◆ **INFORMATION SUPPLIED**:
══════

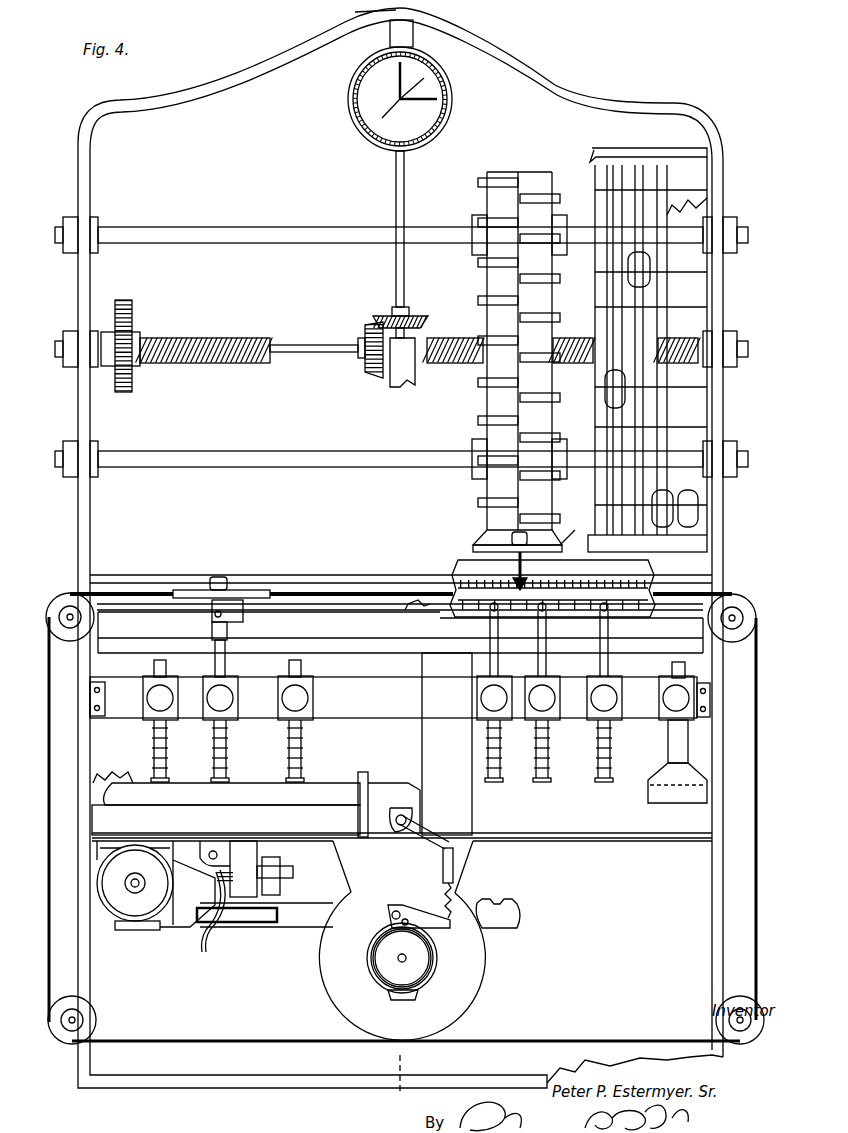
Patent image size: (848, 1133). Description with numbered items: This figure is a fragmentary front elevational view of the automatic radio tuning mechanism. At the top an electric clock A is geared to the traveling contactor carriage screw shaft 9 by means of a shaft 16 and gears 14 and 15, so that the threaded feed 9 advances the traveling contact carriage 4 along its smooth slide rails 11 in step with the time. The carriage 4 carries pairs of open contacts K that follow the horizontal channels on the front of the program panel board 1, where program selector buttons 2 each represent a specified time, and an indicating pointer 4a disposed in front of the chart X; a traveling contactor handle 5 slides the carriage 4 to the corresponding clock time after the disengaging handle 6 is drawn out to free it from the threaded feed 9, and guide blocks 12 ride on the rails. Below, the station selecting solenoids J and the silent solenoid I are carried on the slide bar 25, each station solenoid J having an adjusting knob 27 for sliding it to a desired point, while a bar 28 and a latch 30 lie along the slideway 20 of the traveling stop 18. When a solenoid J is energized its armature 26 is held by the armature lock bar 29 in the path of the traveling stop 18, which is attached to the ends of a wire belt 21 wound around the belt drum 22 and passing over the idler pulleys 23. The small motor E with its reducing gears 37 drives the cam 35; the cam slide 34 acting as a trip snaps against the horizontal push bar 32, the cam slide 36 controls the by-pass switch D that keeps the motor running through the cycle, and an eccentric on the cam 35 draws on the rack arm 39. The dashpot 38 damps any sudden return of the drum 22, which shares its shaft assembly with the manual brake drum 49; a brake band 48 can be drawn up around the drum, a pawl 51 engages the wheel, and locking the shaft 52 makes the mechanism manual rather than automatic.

The program panel board 1 is at (628, 152).
The program selector buttons 2 is at (642, 268).
The traveling contact carriage 4 is at (503, 330).
The indicating pointer 4a is at (512, 556).
The traveling contactor handle 5 is at (462, 563).
The disengaging handle 6 is at (492, 535).
The traveling contactor carriage screw shaft 9 is at (226, 340).
The slide rails 11 is at (292, 243).
The guide blocks 12 is at (558, 222).
The gear 14 is at (134, 312).
The gear 15 is at (370, 325).
The shaft 16 is at (396, 180).
The traveling stop 18 is at (248, 607).
The slideway 20 is at (258, 575).
The wire belt 21 is at (338, 588).
The belt drum 22 is at (462, 1003).
The idler pulley 23 is at (60, 603).
The slide bar 25 is at (350, 692).
The solenoid armature 26 is at (672, 668).
The adjusting knob 27 is at (222, 707).
The bar 28 is at (600, 628).
The armature lock bar 29 is at (138, 618).
The latch 30 is at (405, 607).
The horizontal push bar 32 is at (246, 792).
The cam slide 34 is at (205, 820).
The cam 35 is at (170, 925).
The cam slide 36 is at (210, 950).
The reducing gears 37 is at (123, 930).
The dashpot 38 is at (250, 922).
The rack arm 39 is at (515, 917).
The brake band 48 is at (378, 980).
The manual brake drum 49 is at (420, 975).
The pawl lever 51 is at (455, 925).
The shaft 52 is at (408, 960).
The electric clock A is at (452, 119).
The by-pass switch D is at (283, 864).
The motor E is at (112, 880).
The silent solenoid I is at (660, 722).
The station selecting solenoids J is at (173, 722).
The open contacts K is at (478, 204).
The chart X is at (455, 576).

══════

◆ **WRITTEN PROBLEM**: Can you output everything from the first of the lines above down to the line containing "The traveling contact carriage 4 is", that line included, as a Markdown table with the columns Row and Line? Skip blank lines and leave the pictures out.

◆ **FINISHED EXERCISE**:
| Row | Line |
|---|---|
| 1 | Patent image size: (848, 1133). Description with numbered items: This figure is a fragmentary front elevational view of the automatic radio tuning mechanism. At the top an electric clock A is geared to the traveling contactor carriage screw shaft 9 by means of a shaft 16 and gears 14 and 15, so that the threaded feed 9 advances the traveling contact carriage 4 along its smooth slide rails 11 in step with the time. The carriage 4 carries pairs of open contacts K that follow the horizontal channels on the front of the program panel board 1, where program selector buttons 2 each represent a specified time, and an indicating pointer 4a disposed in front of the chart X; a traveling contactor handle 5 slides the carriage 4 to the corresponding clock time after the disengaging handle 6 is drawn out to free it from the threaded feed 9, and guide blocks 12 ride on the rails. Below, the station selecting solenoids J and the silent solenoid I are carried on the slide bar 25, each station solenoid J having an adjusting knob 27 for sliding it to a desired point, while a bar 28 and a latch 30 lie along the slideway 20 of the traveling stop 18. When a solenoid J is energized its armature 26 is held by the armature lock bar 29 in the path of the traveling stop 18, which is attached to the ends of a wire belt 21 wound around the belt drum 22 and passing over the idler pulleys 23. The small motor E with its reducing gears 37 drives the cam 35; the cam slide 34 acting as a trip snaps against the horizontal push bar 32, the cam slide 36 controls the by-pass switch D that keeps the motor running through the cycle, and an eccentric on the cam 35 draws on the rack arm 39. The dashpot 38 damps any sudden return of the drum 22, which shares its shaft assembly with the manual brake drum 49; a brake band 48 can be drawn up around the drum, a pawl 51 engages the wheel, and locking the shaft 52 makes the mechanism manual rather than automatic. |
| 2 | The program panel board 1 is at (628, 152). |
| 3 | The program selector buttons 2 is at (642, 268). |
| 4 | The traveling contact carriage 4 is at (503, 330). |